- Work required -
Reproduce only the lines from the line containing "Enumerate this screenshot's" to the end of the entries below, including both of those lines.

- Excerpted records -
···
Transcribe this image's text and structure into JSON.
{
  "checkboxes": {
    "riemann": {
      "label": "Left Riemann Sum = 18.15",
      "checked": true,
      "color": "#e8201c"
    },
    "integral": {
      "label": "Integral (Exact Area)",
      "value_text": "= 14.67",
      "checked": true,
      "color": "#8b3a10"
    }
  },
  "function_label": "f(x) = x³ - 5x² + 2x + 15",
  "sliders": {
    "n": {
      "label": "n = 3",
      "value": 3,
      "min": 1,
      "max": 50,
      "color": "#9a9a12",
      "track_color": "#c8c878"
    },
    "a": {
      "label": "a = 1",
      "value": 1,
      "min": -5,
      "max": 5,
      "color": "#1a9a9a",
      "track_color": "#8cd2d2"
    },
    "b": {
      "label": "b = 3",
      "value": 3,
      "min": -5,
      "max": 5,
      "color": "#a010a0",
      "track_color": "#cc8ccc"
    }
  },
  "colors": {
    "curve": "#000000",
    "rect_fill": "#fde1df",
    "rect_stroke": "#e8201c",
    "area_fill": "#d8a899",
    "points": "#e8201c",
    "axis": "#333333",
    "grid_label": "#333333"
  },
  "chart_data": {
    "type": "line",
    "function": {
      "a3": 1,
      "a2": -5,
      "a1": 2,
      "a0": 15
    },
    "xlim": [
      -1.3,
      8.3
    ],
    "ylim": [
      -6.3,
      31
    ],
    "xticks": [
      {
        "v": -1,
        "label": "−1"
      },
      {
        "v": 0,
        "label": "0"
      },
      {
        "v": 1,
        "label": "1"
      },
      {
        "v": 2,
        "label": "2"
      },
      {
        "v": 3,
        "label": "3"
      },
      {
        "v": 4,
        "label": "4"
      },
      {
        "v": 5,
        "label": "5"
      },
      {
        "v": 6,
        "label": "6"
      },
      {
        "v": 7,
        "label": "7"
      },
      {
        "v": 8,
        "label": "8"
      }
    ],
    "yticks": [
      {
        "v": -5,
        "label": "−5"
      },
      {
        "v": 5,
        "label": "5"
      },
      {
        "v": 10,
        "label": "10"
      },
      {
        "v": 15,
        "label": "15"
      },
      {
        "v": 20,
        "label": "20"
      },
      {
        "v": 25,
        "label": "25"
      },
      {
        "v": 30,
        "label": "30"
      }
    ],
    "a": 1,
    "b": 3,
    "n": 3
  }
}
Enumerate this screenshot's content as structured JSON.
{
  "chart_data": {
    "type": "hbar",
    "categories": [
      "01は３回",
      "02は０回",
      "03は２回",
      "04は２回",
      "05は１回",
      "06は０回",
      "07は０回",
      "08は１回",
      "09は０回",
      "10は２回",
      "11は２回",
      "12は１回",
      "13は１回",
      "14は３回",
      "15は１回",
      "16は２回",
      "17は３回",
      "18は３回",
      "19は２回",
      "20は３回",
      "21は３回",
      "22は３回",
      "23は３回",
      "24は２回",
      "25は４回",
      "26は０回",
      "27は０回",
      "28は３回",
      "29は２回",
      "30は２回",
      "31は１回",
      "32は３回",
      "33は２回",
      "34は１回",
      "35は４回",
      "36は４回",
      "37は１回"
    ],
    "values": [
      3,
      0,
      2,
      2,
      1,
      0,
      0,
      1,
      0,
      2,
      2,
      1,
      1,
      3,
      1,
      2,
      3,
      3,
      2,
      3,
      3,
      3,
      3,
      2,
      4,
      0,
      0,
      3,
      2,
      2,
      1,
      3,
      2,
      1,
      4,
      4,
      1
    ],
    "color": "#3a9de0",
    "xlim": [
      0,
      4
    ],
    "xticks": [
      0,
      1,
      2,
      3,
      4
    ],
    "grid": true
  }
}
···
- Response -
Enumerate this screenshot's content as structured JSON.
{
  "chart_data": {
    "type": "hbar",
    "categories": [
      "01は３回",
      "02は０回",
      "03は２回",
      "04は２回",
      "05は１回",
      "06は０回",
      "07は０回",
      "08は１回",
      "09は０回",
      "10は２回",
      "11は２回",
      "12は１回",
      "13は１回",
      "14は３回",
      "15は１回",
      "16は２回",
      "17は３回",
      "18は３回",
      "19は２回",
      "20は３回",
      "21は３回",
      "22は３回",
      "23は３回",
      "24は２回",
      "25は４回",
      "26は０回",
      "27は０回",
      "28は３回",
      "29は２回",
      "30は２回",
      "31は１回",
      "32は３回",
      "33は２回",
      "34は１回",
      "35は４回",
      "36は４回",
      "37は１回"
    ],
    "values": [
      3,
      0,
      2,
      2,
      1,
      0,
      0,
      1,
      0,
      2,
      2,
      1,
      1,
      3,
      1,
      2,
      3,
      3,
      2,
      3,
      3,
      3,
      3,
      2,
      4,
      0,
      0,
      3,
      2,
      2,
      1,
      3,
      2,
      1,
      4,
      4,
      1
    ],
    "color": "#3a9de0",
    "xlim": [
      0,
      4
    ],
    "xticks": [
      0,
      1,
      2,
      3,
      4
    ],
    "grid": true
  }
}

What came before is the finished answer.